◆ The problem ◆
Search the material for the string "color", then return every line where it is found.

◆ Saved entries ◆

----------------------------------------

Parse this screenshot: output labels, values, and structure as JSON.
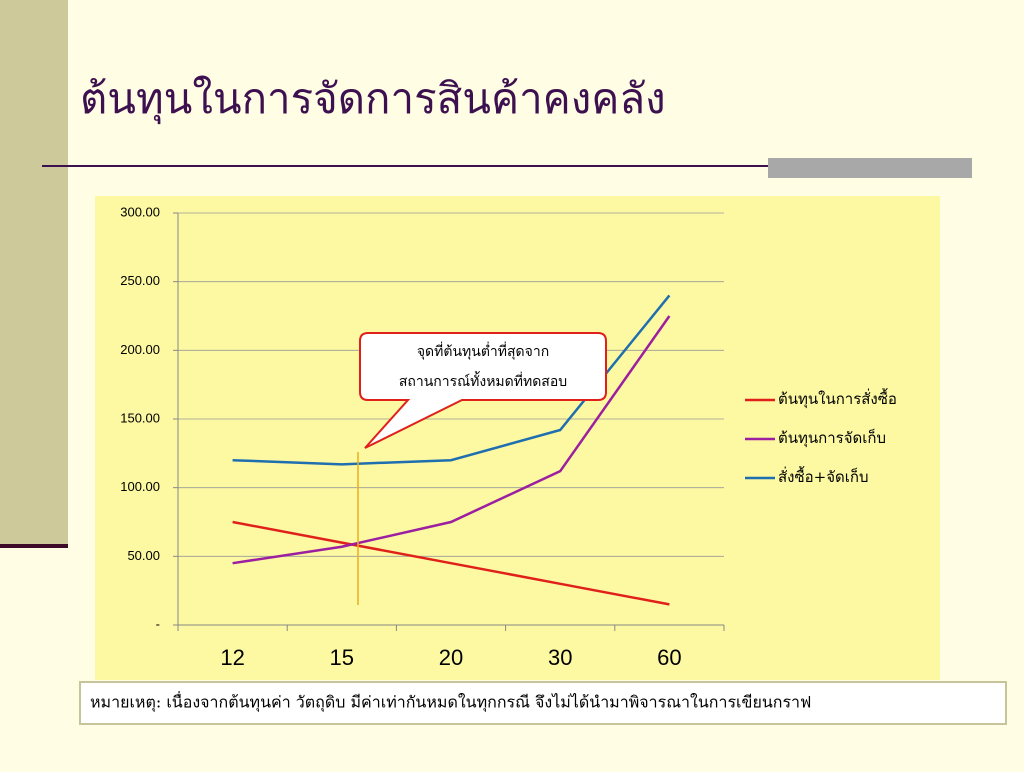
{
  "chart_data": {
    "type": "line",
    "title": "ต้นทุนในการจัดการสินค้าคงคลัง",
    "categories": [
      "12",
      "15",
      "20",
      "30",
      "60"
    ],
    "series": [
      {
        "name": "ต้นทุนในการสั่งซื้อ",
        "color": "#e0201b",
        "values": [
          75,
          60,
          45,
          30,
          15
        ]
      },
      {
        "name": "ต้นทุนการจัดเก็บ",
        "color": "#9b1fa0",
        "values": [
          45,
          57,
          75,
          112,
          225
        ]
      },
      {
        "name": "สั่งซื้อ+จัดเก็บ",
        "color": "#1f6fb0",
        "values": [
          120,
          117,
          120,
          142,
          240
        ]
      }
    ],
    "ylim": [
      0,
      300
    ],
    "yticks": [
      {
        "value": 0,
        "label": "-"
      },
      {
        "value": 50,
        "label": "50.00"
      },
      {
        "value": 100,
        "label": "100.00"
      },
      {
        "value": 150,
        "label": "150.00"
      },
      {
        "value": 200,
        "label": "200.00"
      },
      {
        "value": 250,
        "label": "250.00"
      },
      {
        "value": 300,
        "label": "300.00"
      }
    ],
    "grid": true,
    "legend": "right",
    "annotation": [
      "จุดที่ต้นทุนต่ำที่สุดจาก",
      "สถานการณ์ทั้งหมดที่ทดสอบ"
    ]
  },
  "note": "หมายเหตุ: เนื่องจากต้นทุนค่า วัตถุดิบ มีค่าเท่ากันหมดในทุกกรณี จึงไม่ได้นำมาพิจารณาในการเขียนกราฟ"
}
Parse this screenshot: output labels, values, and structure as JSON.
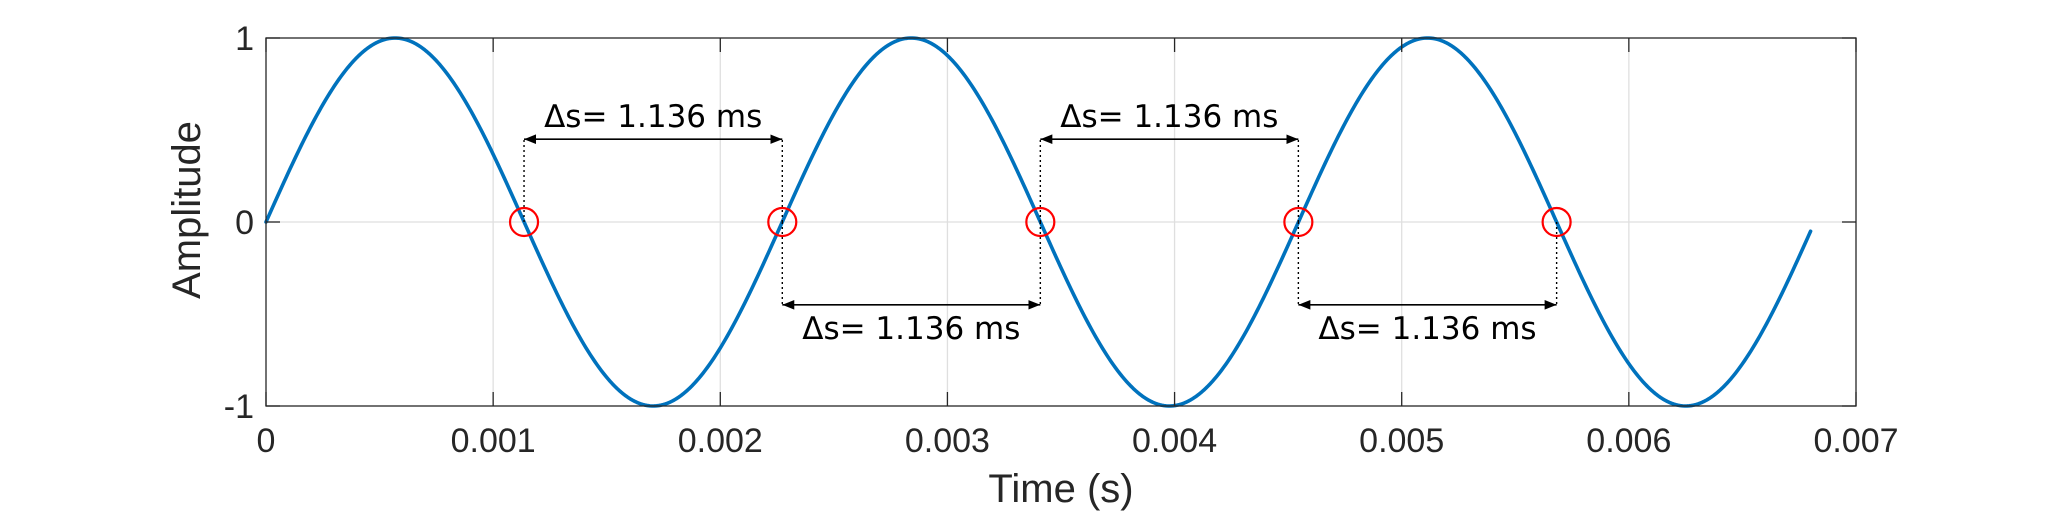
{
  "chart_data": {
    "type": "line",
    "xlabel": "Time (s)",
    "ylabel": "Amplitude",
    "xlim": [
      0,
      0.007
    ],
    "ylim": [
      -1,
      1
    ],
    "grid": true,
    "x_ticks": [
      0,
      0.001,
      0.002,
      0.003,
      0.004,
      0.005,
      0.006,
      0.007
    ],
    "x_tick_labels": [
      "0",
      "0.001",
      "0.002",
      "0.003",
      "0.004",
      "0.005",
      "0.006",
      "0.007"
    ],
    "y_ticks": [
      -1,
      0,
      1
    ],
    "y_tick_labels": [
      "-1",
      "0",
      "1"
    ],
    "series": [
      {
        "type": "sine",
        "amplitude": 1,
        "frequency_hz": 440,
        "phase": 0,
        "x_start": 0,
        "x_end": 0.0068,
        "color": "#0072BD"
      }
    ],
    "markers": {
      "x": [
        0.001136,
        0.002273,
        0.003409,
        0.004545,
        0.005682
      ],
      "y": [
        0,
        0,
        0,
        0,
        0
      ],
      "shape": "circle",
      "color": "#FF0000"
    },
    "annotations": [
      {
        "text": "Δs= 1.136 ms",
        "x_from": 0.001136,
        "x_to": 0.002273,
        "y": 0.45,
        "position": "above"
      },
      {
        "text": "Δs= 1.136 ms",
        "x_from": 0.003409,
        "x_to": 0.004545,
        "y": 0.45,
        "position": "above"
      },
      {
        "text": "Δs= 1.136 ms",
        "x_from": 0.002273,
        "x_to": 0.003409,
        "y": -0.45,
        "position": "below"
      },
      {
        "text": "Δs= 1.136 ms",
        "x_from": 0.004545,
        "x_to": 0.005682,
        "y": -0.45,
        "position": "below"
      }
    ]
  }
}
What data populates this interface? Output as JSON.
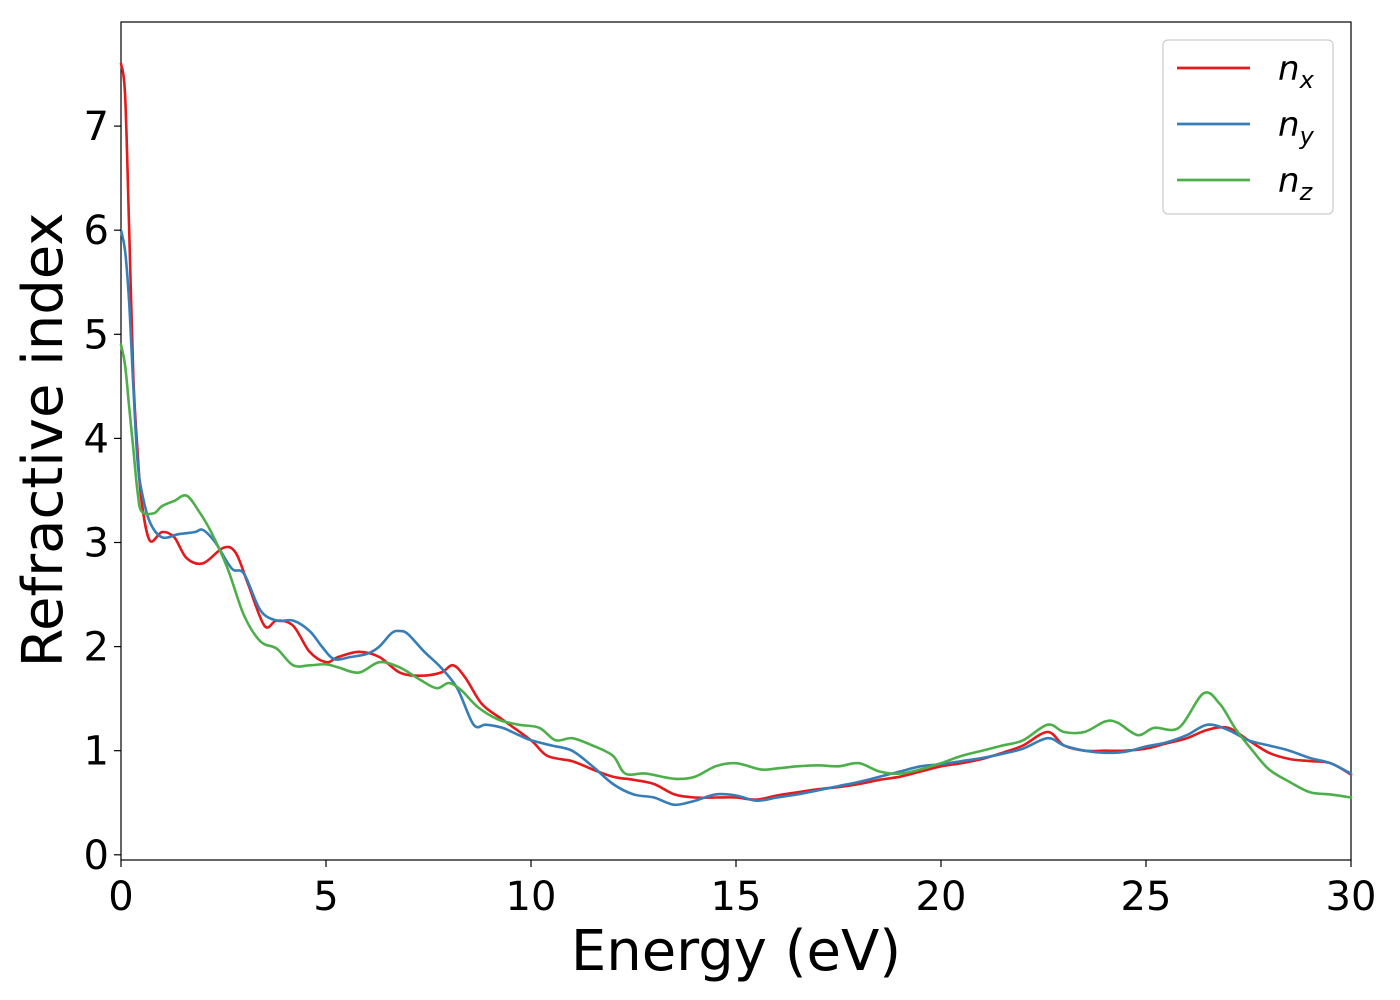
{
  "chart_data": {
    "type": "line",
    "title": "",
    "xlabel": "Energy (eV)",
    "ylabel": "Refractive index",
    "xlim": [
      0,
      30
    ],
    "ylim": [
      -0.05,
      8.0
    ],
    "xticks": [
      0,
      5,
      10,
      15,
      20,
      25,
      30
    ],
    "yticks": [
      0,
      1,
      2,
      3,
      4,
      5,
      6,
      7
    ],
    "grid": false,
    "legend_position": "top-right",
    "series": [
      {
        "name": "n",
        "subscript": "x",
        "color": "#e41a1c",
        "x": [
          0,
          0.1,
          0.2,
          0.3,
          0.4,
          0.5,
          0.7,
          1.0,
          1.3,
          1.6,
          2.0,
          2.5,
          2.8,
          3.1,
          3.5,
          3.8,
          4.2,
          4.6,
          5.0,
          5.3,
          5.8,
          6.3,
          6.8,
          7.3,
          7.8,
          8.1,
          8.4,
          8.8,
          9.3,
          10.0,
          10.4,
          11.0,
          11.5,
          12.0,
          12.5,
          13.0,
          13.5,
          14.0,
          14.5,
          15.0,
          15.5,
          16.0,
          16.5,
          17.0,
          17.5,
          18.0,
          18.5,
          19.0,
          19.5,
          20.0,
          20.5,
          21.0,
          21.5,
          22.0,
          22.6,
          23.0,
          23.5,
          24.0,
          24.5,
          25.0,
          25.5,
          26.0,
          26.5,
          27.0,
          27.5,
          28.0,
          28.5,
          29.0,
          29.5,
          30.0
        ],
        "y": [
          7.6,
          7.3,
          6.0,
          4.6,
          3.9,
          3.4,
          3.02,
          3.1,
          3.05,
          2.85,
          2.8,
          2.95,
          2.9,
          2.6,
          2.2,
          2.25,
          2.2,
          1.95,
          1.85,
          1.9,
          1.95,
          1.9,
          1.75,
          1.72,
          1.75,
          1.82,
          1.7,
          1.45,
          1.3,
          1.1,
          0.95,
          0.9,
          0.82,
          0.75,
          0.72,
          0.68,
          0.58,
          0.55,
          0.55,
          0.55,
          0.53,
          0.57,
          0.6,
          0.63,
          0.65,
          0.68,
          0.72,
          0.75,
          0.8,
          0.85,
          0.88,
          0.92,
          0.98,
          1.05,
          1.18,
          1.05,
          1.0,
          1.0,
          1.0,
          1.02,
          1.07,
          1.12,
          1.2,
          1.22,
          1.1,
          0.98,
          0.92,
          0.9,
          0.88,
          0.77
        ]
      },
      {
        "name": "n",
        "subscript": "y",
        "color": "#377eb8",
        "x": [
          0,
          0.1,
          0.2,
          0.3,
          0.4,
          0.5,
          0.7,
          1.0,
          1.4,
          1.8,
          2.0,
          2.3,
          2.7,
          3.0,
          3.4,
          3.8,
          4.2,
          4.6,
          4.9,
          5.2,
          5.6,
          6.0,
          6.3,
          6.6,
          6.8,
          7.0,
          7.4,
          7.8,
          8.2,
          8.6,
          8.9,
          9.3,
          9.7,
          10.0,
          10.5,
          11.0,
          11.5,
          12.0,
          12.5,
          13.0,
          13.5,
          14.0,
          14.5,
          15.0,
          15.5,
          16.0,
          16.5,
          17.0,
          17.5,
          18.0,
          18.5,
          19.0,
          19.5,
          20.0,
          20.5,
          21.0,
          21.5,
          22.0,
          22.6,
          23.0,
          23.5,
          24.0,
          24.5,
          25.0,
          25.5,
          26.0,
          26.5,
          27.0,
          27.5,
          28.0,
          28.5,
          29.0,
          29.5,
          30.0
        ],
        "y": [
          6.0,
          5.8,
          5.3,
          4.5,
          3.8,
          3.5,
          3.2,
          3.05,
          3.08,
          3.1,
          3.12,
          3.0,
          2.75,
          2.7,
          2.35,
          2.25,
          2.25,
          2.15,
          2.0,
          1.88,
          1.9,
          1.93,
          2.0,
          2.13,
          2.15,
          2.12,
          1.95,
          1.8,
          1.6,
          1.25,
          1.25,
          1.22,
          1.15,
          1.1,
          1.05,
          1.0,
          0.85,
          0.68,
          0.58,
          0.55,
          0.48,
          0.52,
          0.58,
          0.57,
          0.52,
          0.55,
          0.58,
          0.62,
          0.66,
          0.7,
          0.75,
          0.8,
          0.85,
          0.87,
          0.9,
          0.93,
          0.97,
          1.02,
          1.12,
          1.05,
          1.0,
          0.98,
          0.99,
          1.04,
          1.08,
          1.15,
          1.25,
          1.2,
          1.1,
          1.05,
          1.0,
          0.93,
          0.88,
          0.78
        ]
      },
      {
        "name": "n",
        "subscript": "z",
        "color": "#4daf4a",
        "x": [
          0,
          0.1,
          0.2,
          0.3,
          0.4,
          0.5,
          0.8,
          1.0,
          1.3,
          1.6,
          1.9,
          2.2,
          2.6,
          3.0,
          3.4,
          3.8,
          4.2,
          4.6,
          5.0,
          5.3,
          5.8,
          6.3,
          6.8,
          7.3,
          7.7,
          8.0,
          8.3,
          8.7,
          9.2,
          9.7,
          10.2,
          10.6,
          11.0,
          11.5,
          12.0,
          12.3,
          12.8,
          13.5,
          14.0,
          14.5,
          15.0,
          15.6,
          16.0,
          16.5,
          17.0,
          17.5,
          18.0,
          18.5,
          19.0,
          19.5,
          20.0,
          20.5,
          21.0,
          21.5,
          22.0,
          22.6,
          23.0,
          23.5,
          24.0,
          24.3,
          24.8,
          25.2,
          25.8,
          26.4,
          26.8,
          27.2,
          27.6,
          28.0,
          28.5,
          29.0,
          29.5,
          30.0
        ],
        "y": [
          4.9,
          4.7,
          4.3,
          3.9,
          3.5,
          3.3,
          3.28,
          3.35,
          3.4,
          3.45,
          3.3,
          3.1,
          2.75,
          2.3,
          2.05,
          1.98,
          1.82,
          1.82,
          1.83,
          1.8,
          1.75,
          1.85,
          1.8,
          1.68,
          1.6,
          1.65,
          1.58,
          1.42,
          1.3,
          1.25,
          1.22,
          1.1,
          1.12,
          1.05,
          0.95,
          0.78,
          0.78,
          0.73,
          0.75,
          0.85,
          0.88,
          0.82,
          0.83,
          0.85,
          0.86,
          0.85,
          0.88,
          0.8,
          0.78,
          0.82,
          0.88,
          0.95,
          1.0,
          1.05,
          1.1,
          1.25,
          1.18,
          1.18,
          1.28,
          1.27,
          1.15,
          1.22,
          1.22,
          1.55,
          1.45,
          1.2,
          1.0,
          0.82,
          0.7,
          0.6,
          0.58,
          0.55
        ]
      }
    ]
  }
}
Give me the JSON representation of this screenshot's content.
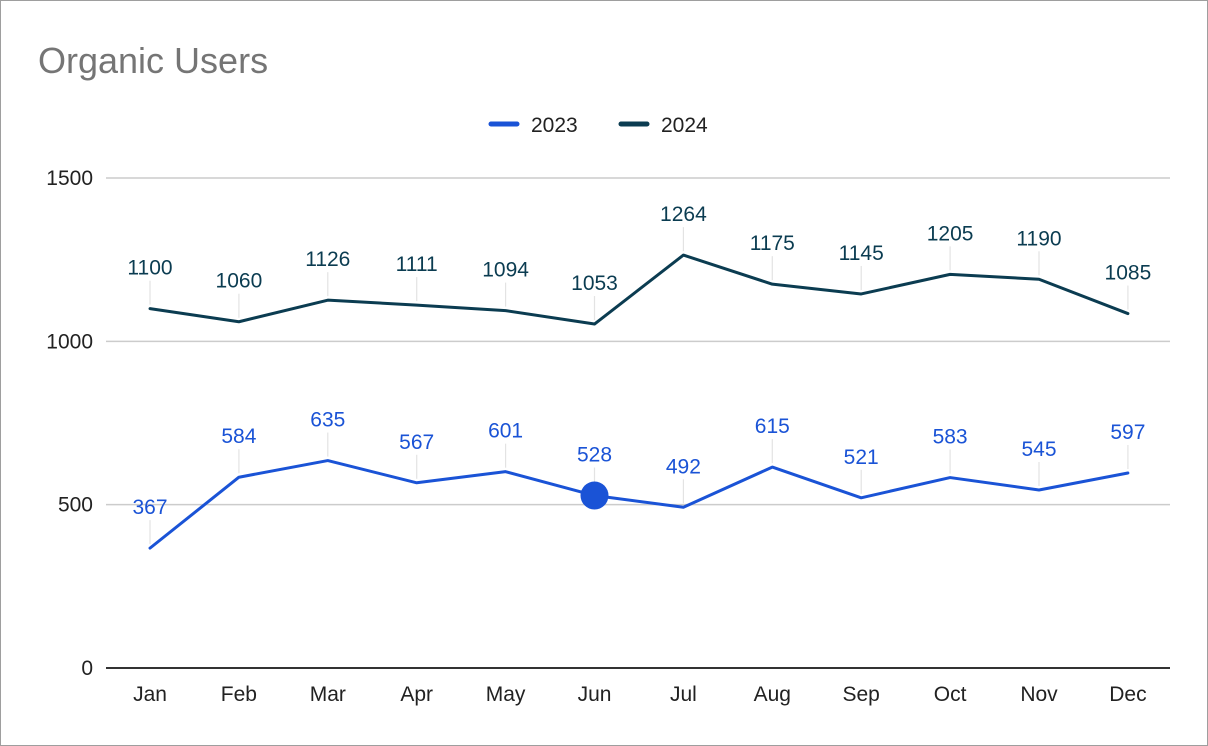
{
  "chart_data": {
    "type": "line",
    "title": "Organic Users",
    "xlabel": "",
    "ylabel": "",
    "categories": [
      "Jan",
      "Feb",
      "Mar",
      "Apr",
      "May",
      "Jun",
      "Jul",
      "Aug",
      "Sep",
      "Oct",
      "Nov",
      "Dec"
    ],
    "series": [
      {
        "name": "2023",
        "color": "#1a53d6",
        "values": [
          367,
          584,
          635,
          567,
          601,
          528,
          492,
          615,
          521,
          583,
          545,
          597
        ]
      },
      {
        "name": "2024",
        "color": "#0b3c51",
        "values": [
          1100,
          1060,
          1126,
          1111,
          1094,
          1053,
          1264,
          1175,
          1145,
          1205,
          1190,
          1085
        ]
      }
    ],
    "ylim": [
      0,
      1500
    ],
    "yticks": [
      0,
      500,
      1000,
      1500
    ],
    "grid": true,
    "legend": "top-center",
    "data_labels": true,
    "highlighted_point": {
      "series": "2023",
      "category": "Jun",
      "value": 528
    }
  }
}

----------------------------------------

◆ Exercise solution ◆
        "color": "#e0201b",
        "color": "#9b1fa0",
        "color": "#1f6fb0",
        "color": "#0072BD"
      "color": "#FF0000"
        "color": "#e41a1c",
        "color": "#377eb8",
        "color": "#4daf4a",
        "color": "#1a53d6",
        "color": "#0b3c51",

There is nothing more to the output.